- **PROBLEM**: Each line that follows should be printed again exactly as it stands.

Source data
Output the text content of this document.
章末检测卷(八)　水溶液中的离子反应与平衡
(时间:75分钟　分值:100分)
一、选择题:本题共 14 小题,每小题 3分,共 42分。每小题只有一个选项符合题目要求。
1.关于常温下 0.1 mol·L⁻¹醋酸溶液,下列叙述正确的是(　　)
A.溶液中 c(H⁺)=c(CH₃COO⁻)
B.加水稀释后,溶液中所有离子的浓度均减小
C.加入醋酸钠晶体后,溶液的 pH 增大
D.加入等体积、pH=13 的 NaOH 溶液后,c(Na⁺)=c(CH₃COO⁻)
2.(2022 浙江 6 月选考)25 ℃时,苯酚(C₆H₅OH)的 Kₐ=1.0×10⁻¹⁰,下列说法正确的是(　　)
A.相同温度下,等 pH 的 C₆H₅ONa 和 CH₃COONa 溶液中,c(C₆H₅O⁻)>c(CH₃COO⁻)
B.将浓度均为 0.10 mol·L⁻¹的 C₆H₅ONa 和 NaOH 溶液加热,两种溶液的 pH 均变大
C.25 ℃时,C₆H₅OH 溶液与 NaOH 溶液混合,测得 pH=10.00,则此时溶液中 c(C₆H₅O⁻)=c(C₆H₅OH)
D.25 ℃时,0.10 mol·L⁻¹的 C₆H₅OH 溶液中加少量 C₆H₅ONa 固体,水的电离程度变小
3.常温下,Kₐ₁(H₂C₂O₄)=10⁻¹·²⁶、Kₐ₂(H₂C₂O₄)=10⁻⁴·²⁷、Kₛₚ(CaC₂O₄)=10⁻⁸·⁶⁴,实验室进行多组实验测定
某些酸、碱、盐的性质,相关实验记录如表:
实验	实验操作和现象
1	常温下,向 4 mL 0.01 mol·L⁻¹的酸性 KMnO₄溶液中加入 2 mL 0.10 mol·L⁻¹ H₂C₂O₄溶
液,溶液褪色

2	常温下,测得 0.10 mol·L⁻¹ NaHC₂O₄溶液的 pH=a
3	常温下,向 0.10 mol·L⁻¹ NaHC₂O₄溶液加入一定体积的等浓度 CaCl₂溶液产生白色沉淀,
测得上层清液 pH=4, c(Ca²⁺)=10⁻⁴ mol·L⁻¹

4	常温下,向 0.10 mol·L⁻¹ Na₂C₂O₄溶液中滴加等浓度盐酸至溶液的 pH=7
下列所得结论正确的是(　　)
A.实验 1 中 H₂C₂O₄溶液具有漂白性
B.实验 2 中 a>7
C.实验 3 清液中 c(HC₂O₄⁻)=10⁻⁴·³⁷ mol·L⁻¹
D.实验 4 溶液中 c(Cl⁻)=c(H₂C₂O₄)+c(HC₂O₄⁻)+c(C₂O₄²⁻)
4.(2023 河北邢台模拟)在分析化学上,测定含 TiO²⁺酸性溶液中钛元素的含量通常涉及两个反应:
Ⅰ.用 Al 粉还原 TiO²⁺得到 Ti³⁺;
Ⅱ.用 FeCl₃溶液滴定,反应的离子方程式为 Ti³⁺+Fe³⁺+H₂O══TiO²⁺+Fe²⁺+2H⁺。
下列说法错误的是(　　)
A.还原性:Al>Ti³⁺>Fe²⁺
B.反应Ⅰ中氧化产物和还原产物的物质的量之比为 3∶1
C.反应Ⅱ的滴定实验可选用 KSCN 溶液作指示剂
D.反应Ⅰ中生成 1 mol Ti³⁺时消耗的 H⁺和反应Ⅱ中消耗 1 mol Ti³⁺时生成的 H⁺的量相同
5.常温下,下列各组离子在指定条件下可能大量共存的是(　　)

- **SOLUTION TO THE EXERCISE**:
Output the text content of this document.
章末检测卷(八)　水溶液中的离子反应与平衡
(时间:75分钟　分值:100分)
一、选择题:本题共 14 小题,每小题 3分,共 42分。每小题只有一个选项符合题目要求。
1.关于常温下 0.1 mol·L⁻¹醋酸溶液,下列叙述正确的是(　　)
A.溶液中 c(H⁺)=c(CH₃COO⁻)
B.加水稀释后,溶液中所有离子的浓度均减小
C.加入醋酸钠晶体后,溶液的 pH 增大
D.加入等体积、pH=13 的 NaOH 溶液后,c(Na⁺)=c(CH₃COO⁻)
2.(2022 浙江 6 月选考)25 ℃时,苯酚(C₆H₅OH)的 Kₐ=1.0×10⁻¹⁰,下列说法正确的是(　　)
A.相同温度下,等 pH 的 C₆H₅ONa 和 CH₃COONa 溶液中,c(C₆H₅O⁻)>c(CH₃COO⁻)
B.将浓度均为 0.10 mol·L⁻¹的 C₆H₅ONa 和 NaOH 溶液加热,两种溶液的 pH 均变大
C.25 ℃时,C₆H₅OH 溶液与 NaOH 溶液混合,测得 pH=10.00,则此时溶液中 c(C₆H₅O⁻)=c(C₆H₅OH)
D.25 ℃时,0.10 mol·L⁻¹的 C₆H₅OH 溶液中加少量 C₆H₅ONa 固体,水的电离程度变小
3.常温下,Kₐ₁(H₂C₂O₄)=10⁻¹·²⁶、Kₐ₂(H₂C₂O₄)=10⁻⁴·²⁷、Kₛₚ(CaC₂O₄)=10⁻⁸·⁶⁴,实验室进行多组实验测定
某些酸、碱、盐的性质,相关实验记录如表:
实验	实验操作和现象
1	常温下,向 4 mL 0.01 mol·L⁻¹的酸性 KMnO₄溶液中加入 2 mL 0.10 mol·L⁻¹ H₂C₂O₄溶
液,溶液褪色

2	常温下,测得 0.10 mol·L⁻¹ NaHC₂O₄溶液的 pH=a
3	常温下,向 0.10 mol·L⁻¹ NaHC₂O₄溶液加入一定体积的等浓度 CaCl₂溶液产生白色沉淀,
测得上层清液 pH=4, c(Ca²⁺)=10⁻⁴ mol·L⁻¹

4	常温下,向 0.10 mol·L⁻¹ Na₂C₂O₄溶液中滴加等浓度盐酸至溶液的 pH=7
下列所得结论正确的是(　　)
A.实验 1 中 H₂C₂O₄溶液具有漂白性
B.实验 2 中 a>7
C.实验 3 清液中 c(HC₂O₄⁻)=10⁻⁴·³⁷ mol·L⁻¹
D.实验 4 溶液中 c(Cl⁻)=c(H₂C₂O₄)+c(HC₂O₄⁻)+c(C₂O₄²⁻)
4.(2023 河北邢台模拟)在分析化学上,测定含 TiO²⁺酸性溶液中钛元素的含量通常涉及两个反应:
Ⅰ.用 Al 粉还原 TiO²⁺得到 Ti³⁺;
Ⅱ.用 FeCl₃溶液滴定,反应的离子方程式为 Ti³⁺+Fe³⁺+H₂O══TiO²⁺+Fe²⁺+2H⁺。
下列说法错误的是(　　)
A.还原性:Al>Ti³⁺>Fe²⁺
B.反应Ⅰ中氧化产物和还原产物的物质的量之比为 3∶1
C.反应Ⅱ的滴定实验可选用 KSCN 溶液作指示剂
D.反应Ⅰ中生成 1 mol Ti³⁺时消耗的 H⁺和反应Ⅱ中消耗 1 mol Ti³⁺时生成的 H⁺的量相同
5.常温下,下列各组离子在指定条件下可能大量共存的是(　　)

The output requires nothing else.